Short exercise: Omit the pictures, then reproduce every remaining record exactly.

Material shown:
----

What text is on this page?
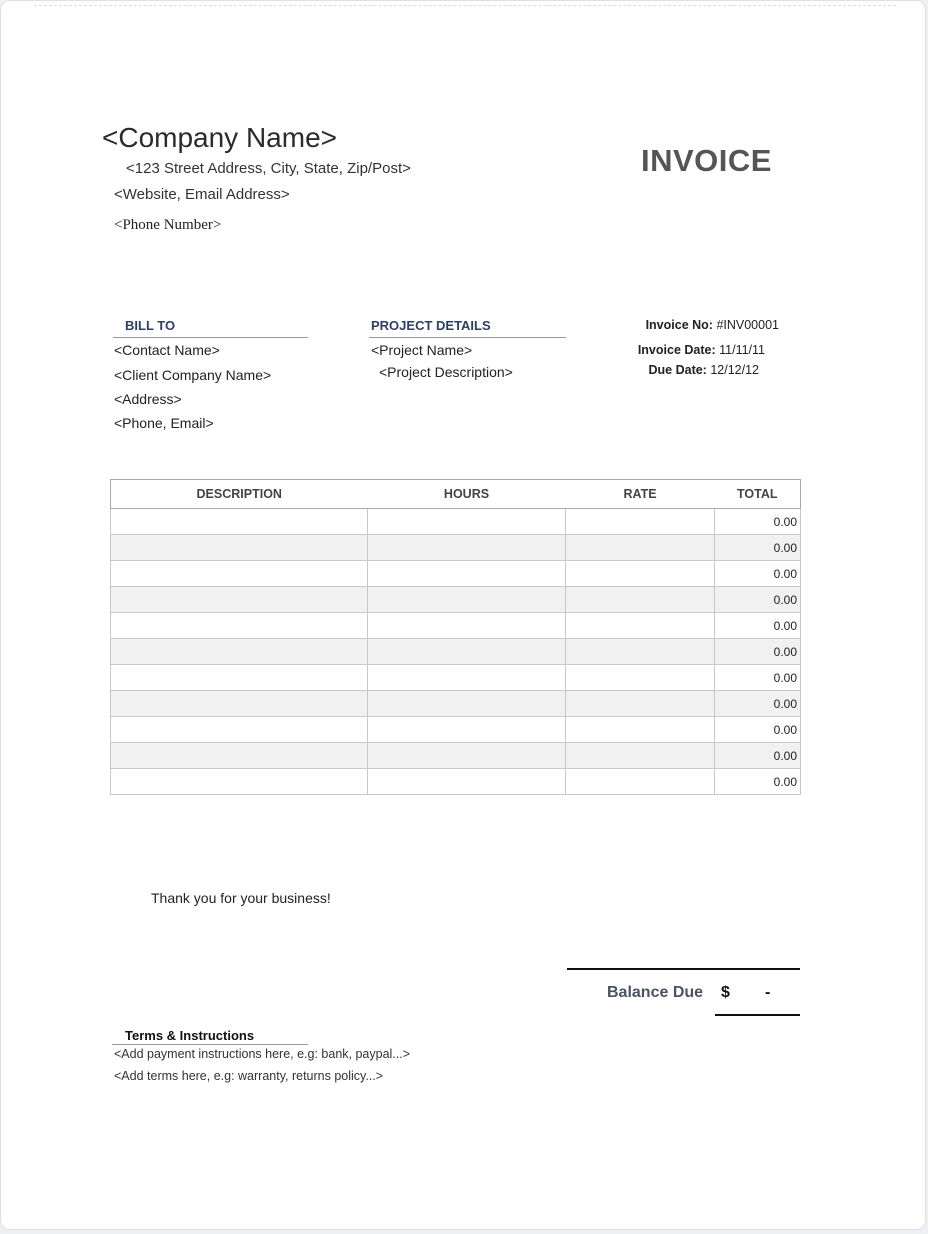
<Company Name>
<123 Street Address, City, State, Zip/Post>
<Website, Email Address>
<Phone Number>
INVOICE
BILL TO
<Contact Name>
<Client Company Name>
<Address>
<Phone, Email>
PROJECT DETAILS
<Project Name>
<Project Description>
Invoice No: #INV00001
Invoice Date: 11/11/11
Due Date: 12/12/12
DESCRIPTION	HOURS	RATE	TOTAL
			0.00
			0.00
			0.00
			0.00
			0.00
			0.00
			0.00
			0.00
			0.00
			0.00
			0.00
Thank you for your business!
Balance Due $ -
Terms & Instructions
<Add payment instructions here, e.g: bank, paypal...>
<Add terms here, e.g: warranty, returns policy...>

----

Result of the exercise:
What text is on this page?
<Company Name>
<123 Street Address, City, State, Zip/Post>
<Website, Email Address>
<Phone Number>
INVOICE
BILL TO
<Contact Name>
<Client Company Name>
<Address>
<Phone, Email>
PROJECT DETAILS
<Project Name>
<Project Description>
Invoice No: #INV00001
Invoice Date: 11/11/11
Due Date: 12/12/12
DESCRIPTION	HOURS	RATE	TOTAL
			0.00
			0.00
			0.00
			0.00
			0.00
			0.00
			0.00
			0.00
			0.00
			0.00
			0.00
Thank you for your business!
Balance Due $ -
Terms & Instructions
<Add payment instructions here, e.g: bank, paypal...>
<Add terms here, e.g: warranty, returns policy...>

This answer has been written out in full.